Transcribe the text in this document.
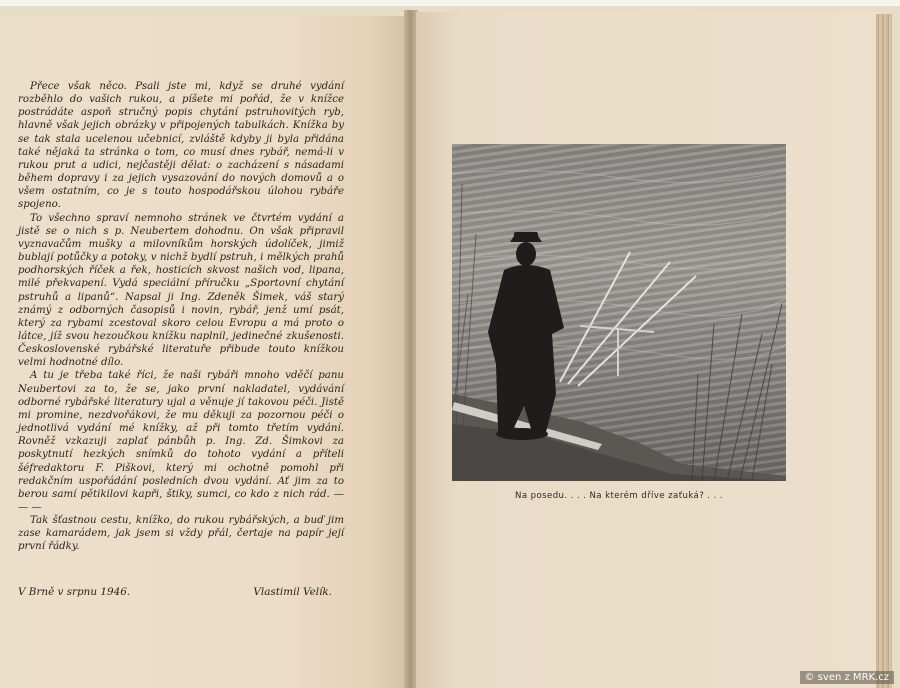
Přece však něco. Psali jste mi, když se druhé vydání rozběhlo do vašich rukou, a píšete mi pořád, že v knížce postrádáte aspoň stručný popis chytání pstruhovitých ryb, hlavně však jejich obrázky v připojených tabulkách. Knížka by se tak stala ucelenou učebnicí, zvláště kdyby ji byla přidána také nějaká ta stránka o tom, co musí dnes rybář, nemá-li v rukou prut a udici, nejčastěji dělat: o zacházení s násadami během dopravy i za jejich vysazování do nových domovů a o všem ostatním, co je s touto hospodářskou úlohou rybáře spojeno.

To všechno spraví nemnoho stránek ve čtvrtém vydání a jistě se o nich s p. Neubertem dohodnu. On však připravil vyznavačům mušky a milovníkům horských údolíček, jimiž bublají potůčky a potoky, v nichž bydlí pstruh, i mělkých prahů podhorských říček a řek, hosticích skvost našich vod, lipana, milé překvapení. Vydá speciální příručku „Sportovní chytání pstruhů a lipanů“. Napsal ji Ing. Zdeněk Šimek, váš starý známý z odborných časopisů i novin, rybář, jenž umí psát, který za rybami zcestoval skoro celou Evropu a má proto o látce, jíž svou hezoučkou knížku naplnil, jedinečné zkušenosti. Československé rybářské literatuře přibude touto knížkou velmi hodnotné dílo.

A tu je třeba také říci, že naši rybáři mnoho vděčí panu Neubertovi za to, že se, jako první nakladatel, vydávání odborné rybářské literatury ujal a věnuje jí takovou péči. Jistě mi promine, nezdvořákovi, že mu děkuji za pozornou péči o jednotlivá vydání mé knížky, až při tomto třetím vydání. Rovněž vzkazuji zaplať pánbůh p. Ing. Zd. Šimkovi za poskytnutí hezkých snímků do tohoto vydání a příteli šéfredaktoru F. Piškovi, který mi ochotně pomohl při redakčním uspořádání posledních dvou vydání. Ať jim za to berou samí pětikilovi kapři, štiky, sumci, co kdo z nich rád. — — —

Tak šťastnou cestu, knížko, do rukou rybářských, a buď jim zase kamarádem, jak jsem si vždy přál, čertaje na papír její první řádky.

V Brně v srpnu 1946.	Vlastimil Velík.
Na posedu. . . . Na kterém dříve zaťuká? . . .
© sven z MRK.cz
-------------------------
Which lines contain the word "však"? Return each of them.

### [Correct response]
Přece však něco. Psali jste mi, když se druhé vydání rozběhlo do vašich rukou, a píšete mi pořád, že v knížce postrádáte aspoň stručný popis chytání pstruhovitých ryb, hlavně však jejich obrázky v připojených tabulkách. Knížka by se tak stala ucelenou učebnicí, zvláště kdyby ji byla přidána také nějaká ta stránka o tom, co musí dnes rybář, nemá-li v rukou prut a udici, nejčastěji dělat: o zacházení s násadami během dopravy i za jejich vysazování do nových domovů a o všem ostatním, co je s touto hospodářskou úlohou rybáře spojeno.
To všechno spraví nemnoho stránek ve čtvrtém vydání a jistě se o nich s p. Neubertem dohodnu. On však připravil vyznavačům mušky a milovníkům horských údolíček, jimiž bublají potůčky a potoky, v nichž bydlí pstruh, i mělkých prahů podhorských říček a řek, hosticích skvost našich vod, lipana, milé překvapení. Vydá speciální příručku „Sportovní chytání pstruhů a lipanů“. Napsal ji Ing. Zdeněk Šimek, váš starý známý z odborných časopisů i novin, rybář, jenž umí psát, který za rybami zcestoval skoro celou Evropu a má proto o látce, jíž svou hezoučkou knížku naplnil, jedinečné zkušenosti. Československé rybářské literatuře přibude touto knížkou velmi hodnotné dílo.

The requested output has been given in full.